Task input:

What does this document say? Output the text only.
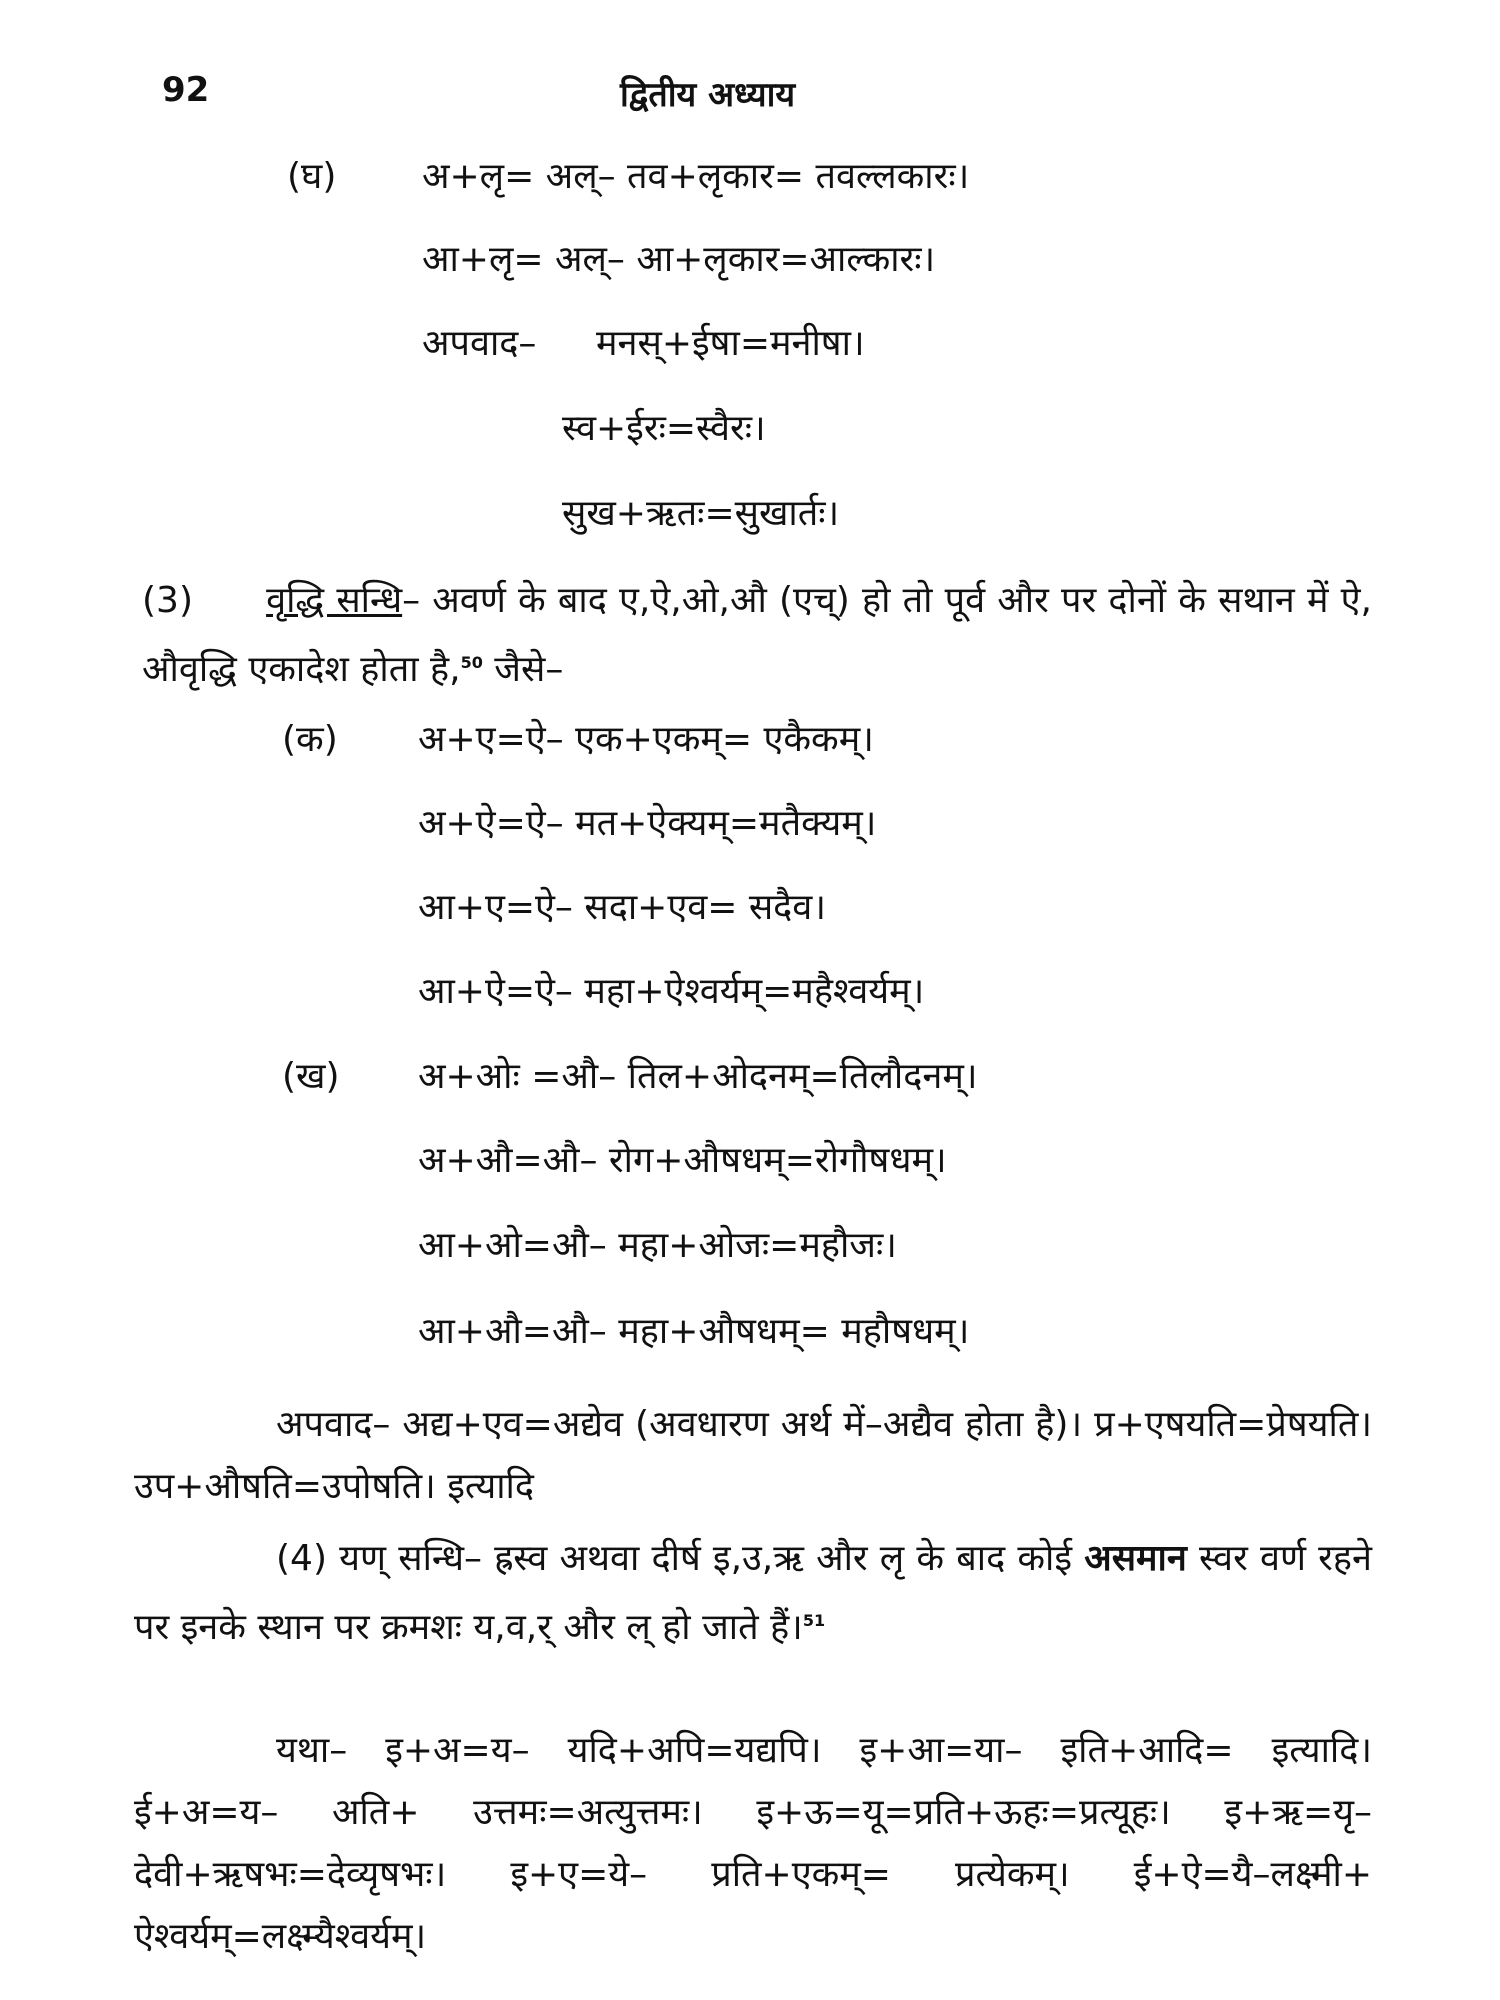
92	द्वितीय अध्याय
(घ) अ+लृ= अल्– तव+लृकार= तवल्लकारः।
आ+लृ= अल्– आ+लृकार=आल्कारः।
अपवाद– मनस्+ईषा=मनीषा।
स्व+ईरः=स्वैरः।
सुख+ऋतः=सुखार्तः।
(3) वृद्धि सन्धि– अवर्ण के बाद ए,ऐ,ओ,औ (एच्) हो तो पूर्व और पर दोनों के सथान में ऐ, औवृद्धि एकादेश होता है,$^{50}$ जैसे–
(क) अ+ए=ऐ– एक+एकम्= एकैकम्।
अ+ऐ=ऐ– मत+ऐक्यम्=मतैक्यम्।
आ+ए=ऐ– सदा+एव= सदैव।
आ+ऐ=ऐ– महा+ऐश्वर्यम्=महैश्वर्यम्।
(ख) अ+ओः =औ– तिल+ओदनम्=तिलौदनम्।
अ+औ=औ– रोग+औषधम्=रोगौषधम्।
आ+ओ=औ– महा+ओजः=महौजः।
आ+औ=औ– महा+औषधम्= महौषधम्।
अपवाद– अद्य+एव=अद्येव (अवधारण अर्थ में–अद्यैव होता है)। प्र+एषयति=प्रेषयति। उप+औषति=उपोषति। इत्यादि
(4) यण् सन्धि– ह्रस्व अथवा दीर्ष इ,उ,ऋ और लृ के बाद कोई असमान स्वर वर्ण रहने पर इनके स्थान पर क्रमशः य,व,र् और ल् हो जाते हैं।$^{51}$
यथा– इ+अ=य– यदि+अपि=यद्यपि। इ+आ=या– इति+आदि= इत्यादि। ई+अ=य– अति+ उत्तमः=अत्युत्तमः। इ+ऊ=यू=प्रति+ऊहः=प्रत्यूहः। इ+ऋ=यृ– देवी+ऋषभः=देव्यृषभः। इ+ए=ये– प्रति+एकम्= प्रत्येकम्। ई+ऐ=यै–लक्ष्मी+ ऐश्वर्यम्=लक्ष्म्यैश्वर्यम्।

What is expected: Copy out the data above exactly, except the pictures.

Complete output:
What does this document say? Output the text only.
92	द्वितीय अध्याय
(घ) अ+लृ= अल्– तव+लृकार= तवल्लकारः।
आ+लृ= अल्– आ+लृकार=आल्कारः।
अपवाद– मनस्+ईषा=मनीषा।
स्व+ईरः=स्वैरः।
सुख+ऋतः=सुखार्तः।
(3) वृद्धि सन्धि– अवर्ण के बाद ए,ऐ,ओ,औ (एच्) हो तो पूर्व और पर दोनों के सथान में ऐ, औवृद्धि एकादेश होता है,$^{50}$ जैसे–
(क) अ+ए=ऐ– एक+एकम्= एकैकम्।
अ+ऐ=ऐ– मत+ऐक्यम्=मतैक्यम्।
आ+ए=ऐ– सदा+एव= सदैव।
आ+ऐ=ऐ– महा+ऐश्वर्यम्=महैश्वर्यम्।
(ख) अ+ओः =औ– तिल+ओदनम्=तिलौदनम्।
अ+औ=औ– रोग+औषधम्=रोगौषधम्।
आ+ओ=औ– महा+ओजः=महौजः।
आ+औ=औ– महा+औषधम्= महौषधम्।
अपवाद– अद्य+एव=अद्येव (अवधारण अर्थ में–अद्यैव होता है)। प्र+एषयति=प्रेषयति। उप+औषति=उपोषति। इत्यादि
(4) यण् सन्धि– ह्रस्व अथवा दीर्ष इ,उ,ऋ और लृ के बाद कोई असमान स्वर वर्ण रहने पर इनके स्थान पर क्रमशः य,व,र् और ल् हो जाते हैं।$^{51}$
यथा– इ+अ=य– यदि+अपि=यद्यपि। इ+आ=या– इति+आदि= इत्यादि। ई+अ=य– अति+ उत्तमः=अत्युत्तमः। इ+ऊ=यू=प्रति+ऊहः=प्रत्यूहः। इ+ऋ=यृ– देवी+ऋषभः=देव्यृषभः। इ+ए=ये– प्रति+एकम्= प्रत्येकम्। ई+ऐ=यै–लक्ष्मी+ ऐश्वर्यम्=लक्ष्म्यैश्वर्यम्।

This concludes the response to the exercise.